### Task statement:
State how many lines hold the string "药明康德". Give the number and nothing else.

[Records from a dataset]
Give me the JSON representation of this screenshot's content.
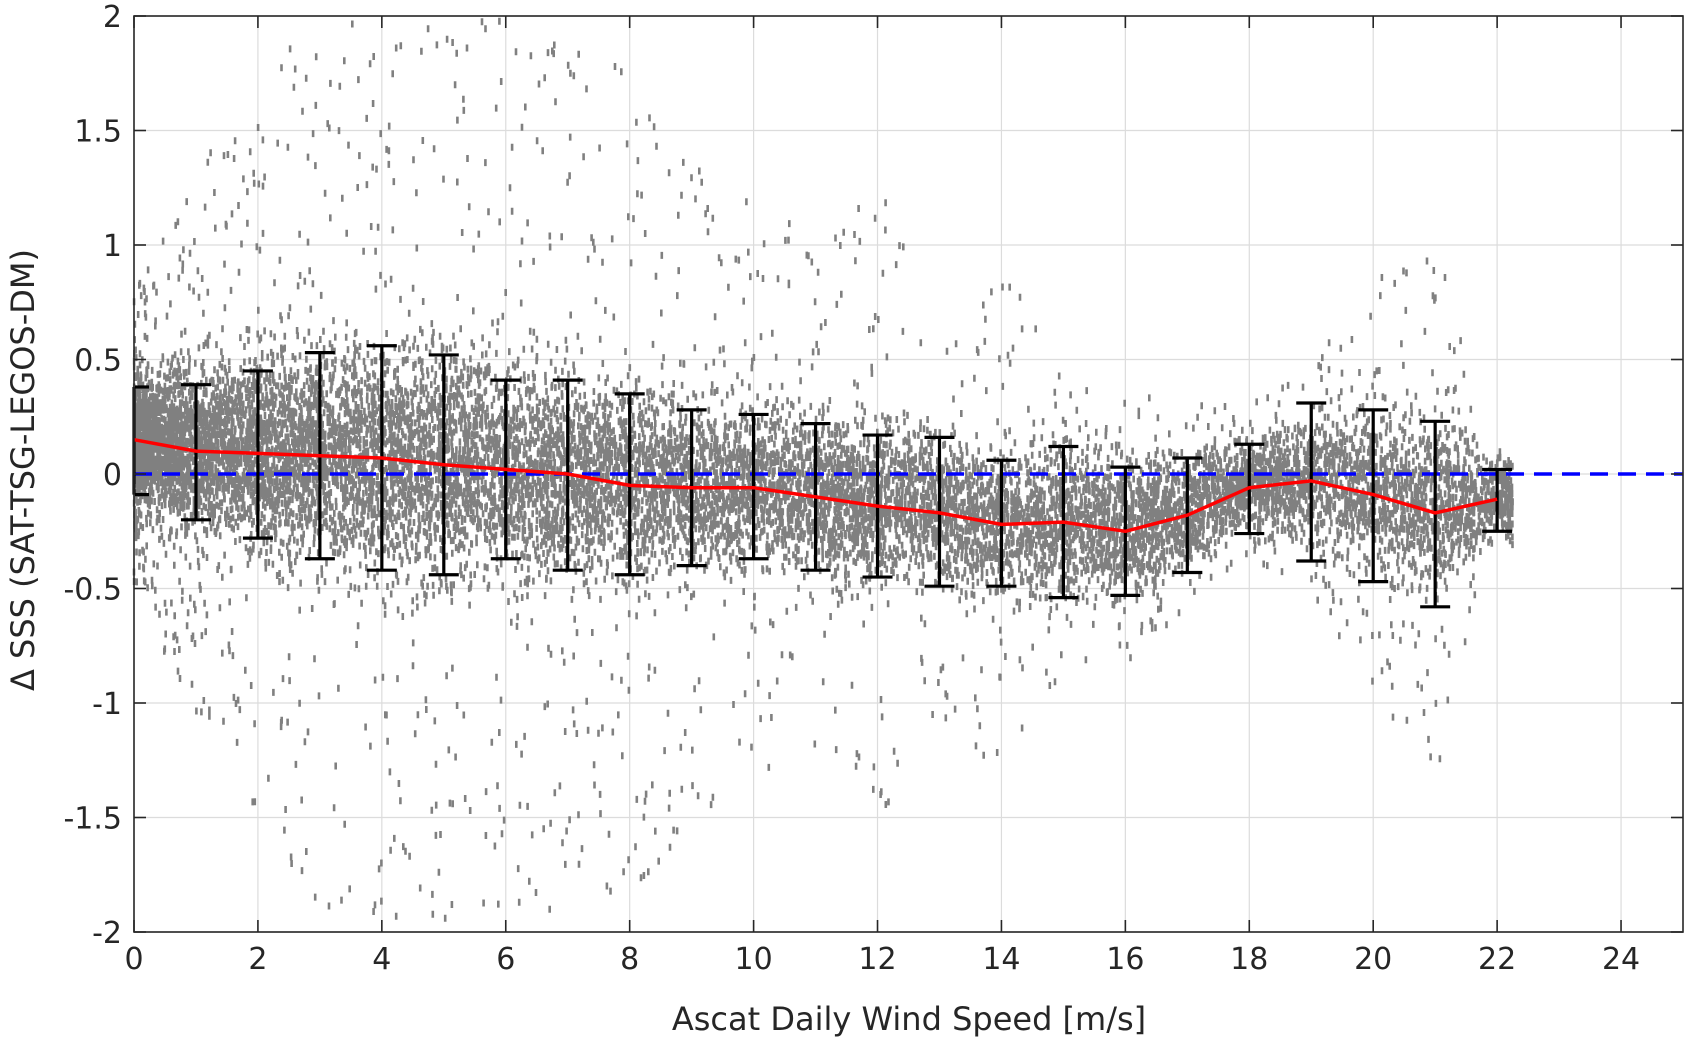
{
  "chart_data": {
    "type": "scatter",
    "title": "",
    "xlabel": "Ascat Daily Wind Speed [m/s]",
    "ylabel": "Δ SSS (SAT-TSG-LEGOS-DM)",
    "xlim": [
      0,
      25
    ],
    "ylim": [
      -2,
      2
    ],
    "xticks": [
      0,
      2,
      4,
      6,
      8,
      10,
      12,
      14,
      16,
      18,
      20,
      22,
      24
    ],
    "yticks": [
      -2,
      -1.5,
      -1,
      -0.5,
      0,
      0.5,
      1,
      1.5,
      2
    ],
    "ytick_labels": [
      "-2",
      "-1.5",
      "-1",
      "-0.5",
      "0",
      "0.5",
      "1",
      "1.5",
      "2"
    ],
    "grid": true,
    "legend": "none",
    "scatter_cloud": {
      "color": "#808080",
      "wind_speed_bins": [
        0,
        1,
        2,
        3,
        4,
        5,
        6,
        7,
        8,
        9,
        10,
        11,
        12,
        13,
        14,
        15,
        16,
        17,
        18,
        19,
        20,
        21,
        22
      ],
      "center": [
        0.14,
        0.12,
        0.09,
        0.08,
        0.07,
        0.05,
        0.02,
        0.0,
        -0.04,
        -0.05,
        -0.05,
        -0.09,
        -0.12,
        -0.15,
        -0.2,
        -0.2,
        -0.24,
        -0.15,
        -0.05,
        -0.02,
        -0.08,
        -0.15,
        -0.1
      ],
      "core_half_width": [
        0.25,
        0.3,
        0.37,
        0.42,
        0.45,
        0.45,
        0.42,
        0.4,
        0.38,
        0.34,
        0.3,
        0.3,
        0.3,
        0.3,
        0.28,
        0.3,
        0.27,
        0.22,
        0.16,
        0.25,
        0.3,
        0.35,
        0.15
      ],
      "outlier_extent": [
        0.65,
        1.2,
        1.6,
        2.0,
        2.0,
        2.0,
        2.0,
        1.9,
        1.8,
        1.5,
        1.3,
        1.1,
        1.4,
        0.9,
        1.1,
        0.7,
        0.6,
        0.45,
        0.35,
        0.5,
        0.9,
        1.3,
        0.0
      ]
    },
    "series": [
      {
        "type": "errorbar",
        "color": "#000000",
        "x": [
          0,
          1,
          2,
          3,
          4,
          5,
          6,
          7,
          8,
          9,
          10,
          11,
          12,
          13,
          14,
          15,
          16,
          17,
          18,
          19,
          20,
          21,
          22
        ],
        "mean": [
          0.15,
          0.1,
          0.09,
          0.08,
          0.07,
          0.04,
          0.02,
          0.0,
          -0.05,
          -0.06,
          -0.06,
          -0.1,
          -0.14,
          -0.17,
          -0.22,
          -0.21,
          -0.25,
          -0.18,
          -0.06,
          -0.03,
          -0.09,
          -0.17,
          -0.11
        ],
        "lower": [
          -0.09,
          -0.2,
          -0.28,
          -0.37,
          -0.42,
          -0.44,
          -0.37,
          -0.42,
          -0.44,
          -0.4,
          -0.37,
          -0.42,
          -0.45,
          -0.49,
          -0.49,
          -0.54,
          -0.53,
          -0.43,
          -0.26,
          -0.38,
          -0.47,
          -0.58,
          -0.25
        ],
        "upper": [
          0.38,
          0.39,
          0.45,
          0.53,
          0.56,
          0.52,
          0.41,
          0.41,
          0.35,
          0.28,
          0.26,
          0.22,
          0.17,
          0.16,
          0.06,
          0.12,
          0.03,
          0.07,
          0.13,
          0.31,
          0.28,
          0.23,
          0.02
        ]
      },
      {
        "type": "line",
        "color": "#ff0000",
        "x": [
          0,
          1,
          2,
          3,
          4,
          5,
          6,
          7,
          8,
          9,
          10,
          11,
          12,
          13,
          14,
          15,
          16,
          17,
          18,
          19,
          20,
          21,
          22
        ],
        "values": [
          0.15,
          0.1,
          0.09,
          0.08,
          0.07,
          0.04,
          0.02,
          0.0,
          -0.05,
          -0.06,
          -0.06,
          -0.1,
          -0.14,
          -0.17,
          -0.22,
          -0.21,
          -0.25,
          -0.18,
          -0.06,
          -0.03,
          -0.09,
          -0.17,
          -0.11
        ]
      },
      {
        "type": "reference-line",
        "style": "dashed",
        "color": "#0000ff",
        "y": 0
      }
    ]
  }
}
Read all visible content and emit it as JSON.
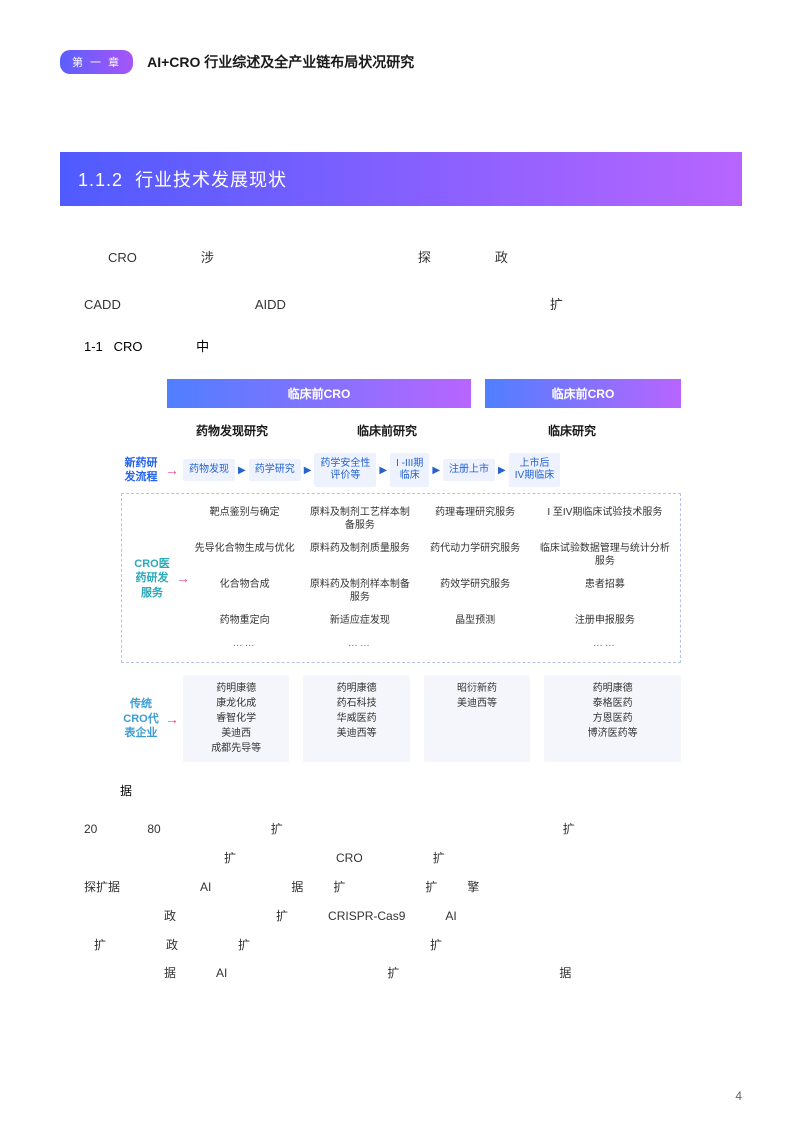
{
  "header": {
    "chapter_badge": "第 一 章",
    "title": "AI+CRO 行业综述及全产业链布局状况研究"
  },
  "section": {
    "number": "1.1.2",
    "title": "行业技术发展现状"
  },
  "intro_fragments": {
    "r1a": "CRO",
    "r1b": "涉",
    "r1c": "探",
    "r1d": "政",
    "r2a": "CADD",
    "r2b": "AIDD",
    "r2c": "扩",
    "r3a": "1-1",
    "r3b": "CRO",
    "r3c": "中"
  },
  "diagram": {
    "phase_headers": [
      "临床前CRO",
      "临床前CRO"
    ],
    "categories": [
      "药物发现研究",
      "临床前研究",
      "临床研究"
    ],
    "row_labels": {
      "flow": "新药研发流程",
      "services": "CRO医药研发服务",
      "companies": "传统CRO代表企业"
    },
    "row_label_colors": {
      "flow": "#2563eb",
      "services": "#2aa9b8",
      "companies": "#3b9dd4"
    },
    "arrow_color": "#ec4899",
    "flow_box_bg": "#eef2ff",
    "flow_text_color": "#2563cb",
    "flow_boxes": [
      "药物发现",
      "药学研究",
      "药学安全性\n评价等",
      "I -III期\n临床",
      "注册上市",
      "上市后\nIV期临床"
    ],
    "services_grid": [
      [
        "靶点鉴别与确定",
        "原料及制剂工艺样本制备服务",
        "药理毒理研究服务",
        "I 至IV期临床试验技术服务"
      ],
      [
        "先导化合物生成与优化",
        "原料药及制剂质量服务",
        "药代动力学研究服务",
        "临床试验数据管理与统计分析服务"
      ],
      [
        "化合物合成",
        "原料药及制剂样本制备服务",
        "药效学研究服务",
        "患者招募"
      ],
      [
        "药物重定向",
        "新适应症发现",
        "晶型预测",
        "注册申报服务"
      ],
      [
        "……",
        "……",
        "",
        "……"
      ]
    ],
    "companies_cols": [
      "药明康德\n康龙化成\n睿智化学\n美迪西\n成都先导等",
      "药明康德\n药石科技\n华威医药\n美迪西等",
      "昭衍新药\n美迪西等",
      "药明康德\n泰格医药\n方恩医药\n博济医药等"
    ]
  },
  "source_note": "据",
  "bottom_fragments": {
    "l1": [
      "20",
      "80",
      "扩",
      "扩"
    ],
    "l2": [
      "扩",
      "CRO",
      "扩"
    ],
    "l3": [
      "探扩据",
      "AI",
      "据",
      "扩",
      "扩",
      "擎"
    ],
    "l4": [
      "政",
      "扩",
      "CRISPR-Cas9",
      "AI"
    ],
    "l5": [
      "扩",
      "政",
      "扩",
      "扩"
    ],
    "l6": [
      "据",
      "AI",
      "扩",
      "据"
    ]
  },
  "page_number": "4",
  "colors": {
    "banner_gradient_from": "#4f5bff",
    "banner_gradient_to": "#b865ff",
    "badge_gradient_from": "#5b5fff",
    "badge_gradient_to": "#a855f7",
    "dashed_border": "#b0c4e8"
  }
}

### The output:
3